Data lines:

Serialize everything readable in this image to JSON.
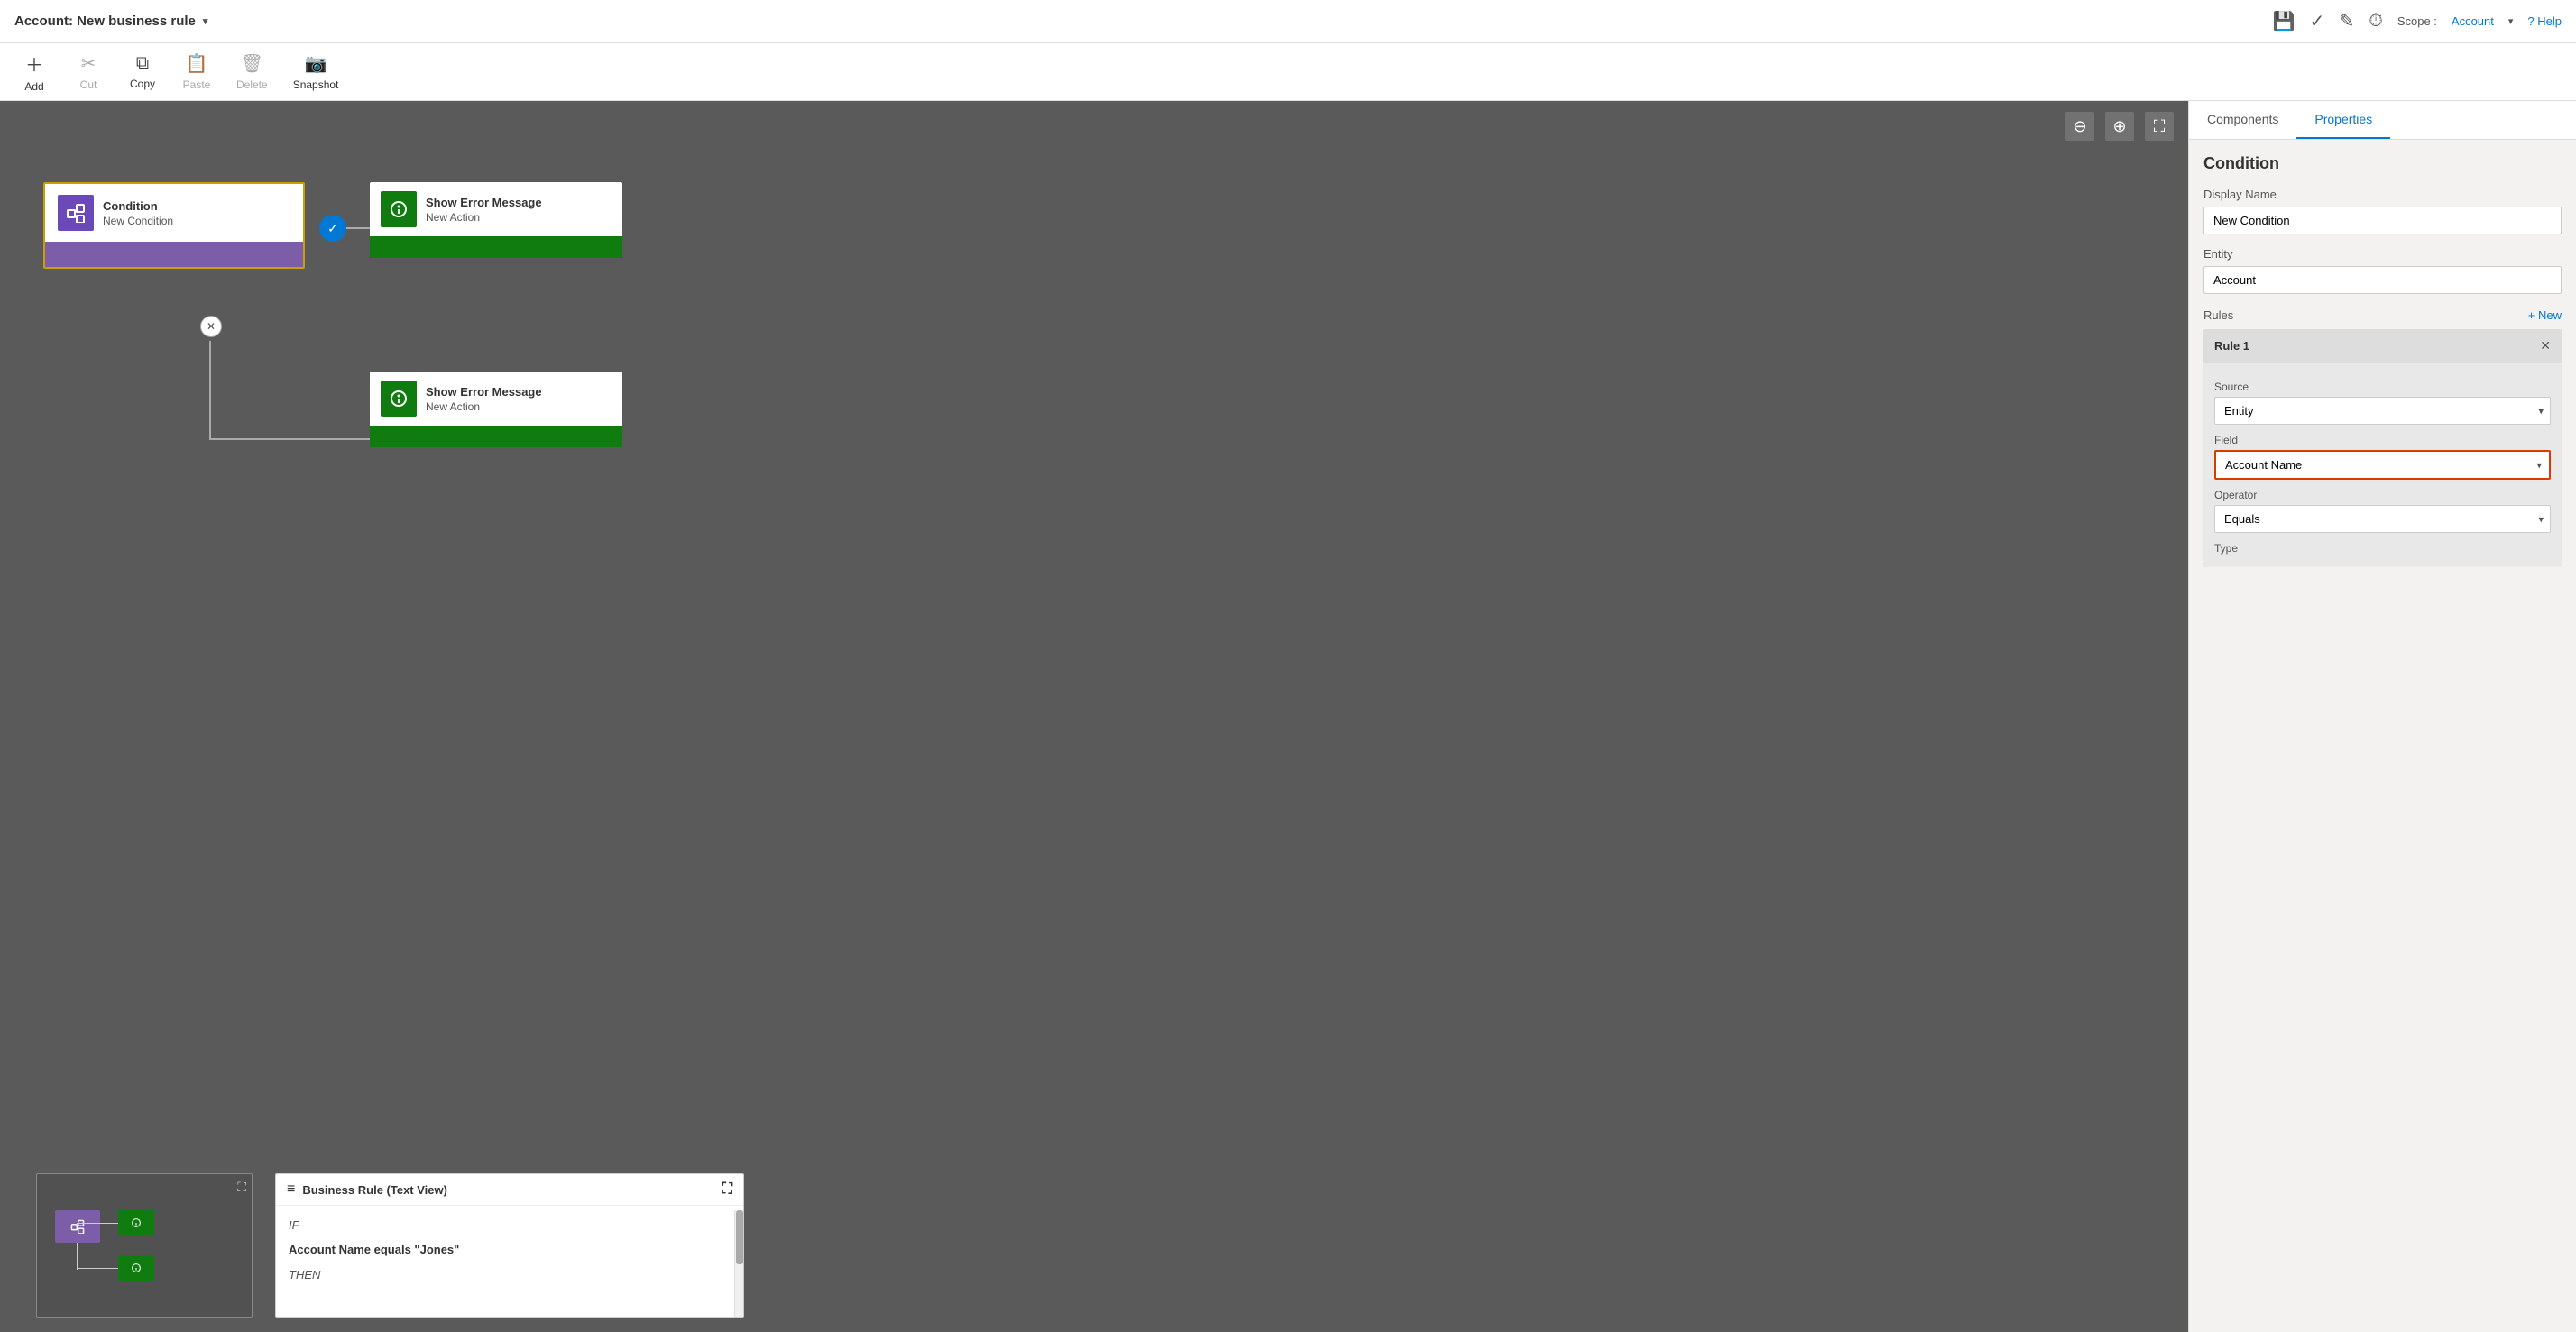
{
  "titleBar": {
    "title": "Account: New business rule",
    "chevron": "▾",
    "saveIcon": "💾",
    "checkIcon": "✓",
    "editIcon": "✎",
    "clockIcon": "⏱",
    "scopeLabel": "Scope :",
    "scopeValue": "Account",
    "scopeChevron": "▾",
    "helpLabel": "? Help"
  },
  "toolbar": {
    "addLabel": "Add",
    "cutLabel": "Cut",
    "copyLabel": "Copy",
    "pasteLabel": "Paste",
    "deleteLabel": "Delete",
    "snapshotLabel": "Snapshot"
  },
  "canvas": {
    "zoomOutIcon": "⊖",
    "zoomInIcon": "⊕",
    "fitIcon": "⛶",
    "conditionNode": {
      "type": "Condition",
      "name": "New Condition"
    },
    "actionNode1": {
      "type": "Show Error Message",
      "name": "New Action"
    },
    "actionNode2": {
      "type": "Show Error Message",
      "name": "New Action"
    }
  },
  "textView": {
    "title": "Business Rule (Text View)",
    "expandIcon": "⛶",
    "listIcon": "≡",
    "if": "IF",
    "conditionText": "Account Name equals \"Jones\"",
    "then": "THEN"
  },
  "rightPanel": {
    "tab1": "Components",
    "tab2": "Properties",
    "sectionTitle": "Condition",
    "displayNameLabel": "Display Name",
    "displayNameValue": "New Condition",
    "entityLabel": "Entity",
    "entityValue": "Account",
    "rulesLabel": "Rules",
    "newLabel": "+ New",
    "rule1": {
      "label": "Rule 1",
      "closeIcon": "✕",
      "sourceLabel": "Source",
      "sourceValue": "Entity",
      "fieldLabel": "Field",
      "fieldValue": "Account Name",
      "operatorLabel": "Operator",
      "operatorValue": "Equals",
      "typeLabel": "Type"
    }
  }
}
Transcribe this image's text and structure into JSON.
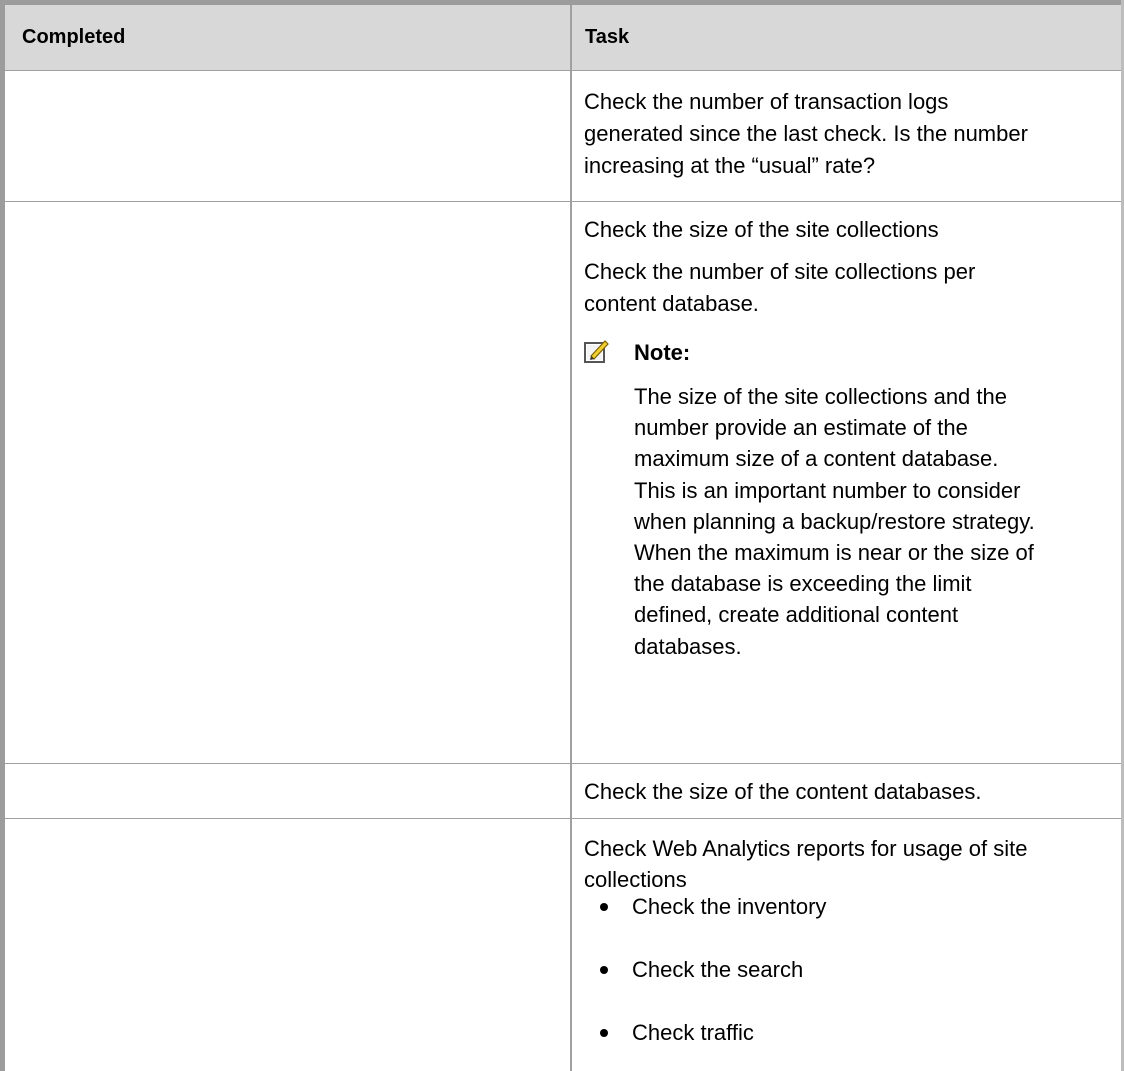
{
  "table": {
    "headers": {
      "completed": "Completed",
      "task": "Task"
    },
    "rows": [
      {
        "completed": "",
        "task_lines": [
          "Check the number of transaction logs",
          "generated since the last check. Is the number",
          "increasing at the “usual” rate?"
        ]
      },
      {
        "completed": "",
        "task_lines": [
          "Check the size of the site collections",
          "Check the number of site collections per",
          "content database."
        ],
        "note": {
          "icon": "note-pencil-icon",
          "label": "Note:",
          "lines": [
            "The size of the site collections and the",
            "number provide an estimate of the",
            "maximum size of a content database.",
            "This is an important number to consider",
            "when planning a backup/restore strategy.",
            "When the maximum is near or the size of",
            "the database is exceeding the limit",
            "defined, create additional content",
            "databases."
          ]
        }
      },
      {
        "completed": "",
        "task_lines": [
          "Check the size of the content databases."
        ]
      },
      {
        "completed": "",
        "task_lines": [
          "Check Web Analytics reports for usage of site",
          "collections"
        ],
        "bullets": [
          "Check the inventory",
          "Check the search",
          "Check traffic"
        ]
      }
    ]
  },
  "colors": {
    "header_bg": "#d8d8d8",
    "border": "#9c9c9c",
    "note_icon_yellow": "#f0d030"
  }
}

Task description:
Write out every line from the entries where "number" appears.

Worked solution:
          "Check the number of transaction logs",
          "generated since the last check. Is the number",
          "Check the number of site collections per",
            "number provide an estimate of the",
            "This is an important number to consider",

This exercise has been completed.